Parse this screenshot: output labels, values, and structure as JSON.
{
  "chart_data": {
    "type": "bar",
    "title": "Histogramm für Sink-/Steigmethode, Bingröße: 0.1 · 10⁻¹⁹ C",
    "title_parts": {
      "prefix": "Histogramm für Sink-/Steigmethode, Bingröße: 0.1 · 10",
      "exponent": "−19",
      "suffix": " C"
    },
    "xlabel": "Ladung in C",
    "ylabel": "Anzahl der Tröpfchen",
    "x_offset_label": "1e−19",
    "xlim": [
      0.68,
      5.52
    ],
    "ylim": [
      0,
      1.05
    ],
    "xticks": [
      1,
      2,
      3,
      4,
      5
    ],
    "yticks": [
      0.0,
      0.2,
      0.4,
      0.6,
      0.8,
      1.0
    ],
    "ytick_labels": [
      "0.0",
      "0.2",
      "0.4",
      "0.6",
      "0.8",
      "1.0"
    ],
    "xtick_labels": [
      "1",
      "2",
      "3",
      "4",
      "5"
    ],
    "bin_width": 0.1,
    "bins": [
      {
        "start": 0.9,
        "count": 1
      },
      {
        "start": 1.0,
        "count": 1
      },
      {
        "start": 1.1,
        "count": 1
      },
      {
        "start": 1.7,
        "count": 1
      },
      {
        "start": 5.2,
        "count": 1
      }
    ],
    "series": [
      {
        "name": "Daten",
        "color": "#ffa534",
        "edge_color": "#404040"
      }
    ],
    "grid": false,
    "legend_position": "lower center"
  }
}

====================

(Set problem) Extract each record, keeping it identical to the original.

(Solution)
Parse this screenshot: output labels, values, and structure as JSON.
{
  "chart_data": {
    "type": "bar",
    "title": "Histogramm für Sink-/Steigmethode, Bingröße: 0.1 · 10⁻¹⁹ C",
    "title_parts": {
      "prefix": "Histogramm für Sink-/Steigmethode, Bingröße: 0.1 · 10",
      "exponent": "−19",
      "suffix": " C"
    },
    "xlabel": "Ladung in C",
    "ylabel": "Anzahl der Tröpfchen",
    "x_offset_label": "1e−19",
    "xlim": [
      0.68,
      5.52
    ],
    "ylim": [
      0,
      1.05
    ],
    "xticks": [
      1,
      2,
      3,
      4,
      5
    ],
    "yticks": [
      0.0,
      0.2,
      0.4,
      0.6,
      0.8,
      1.0
    ],
    "ytick_labels": [
      "0.0",
      "0.2",
      "0.4",
      "0.6",
      "0.8",
      "1.0"
    ],
    "xtick_labels": [
      "1",
      "2",
      "3",
      "4",
      "5"
    ],
    "bin_width": 0.1,
    "bins": [
      {
        "start": 0.9,
        "count": 1
      },
      {
        "start": 1.0,
        "count": 1
      },
      {
        "start": 1.1,
        "count": 1
      },
      {
        "start": 1.7,
        "count": 1
      },
      {
        "start": 5.2,
        "count": 1
      }
    ],
    "series": [
      {
        "name": "Daten",
        "color": "#ffa534",
        "edge_color": "#404040"
      }
    ],
    "grid": false,
    "legend_position": "lower center"
  }
}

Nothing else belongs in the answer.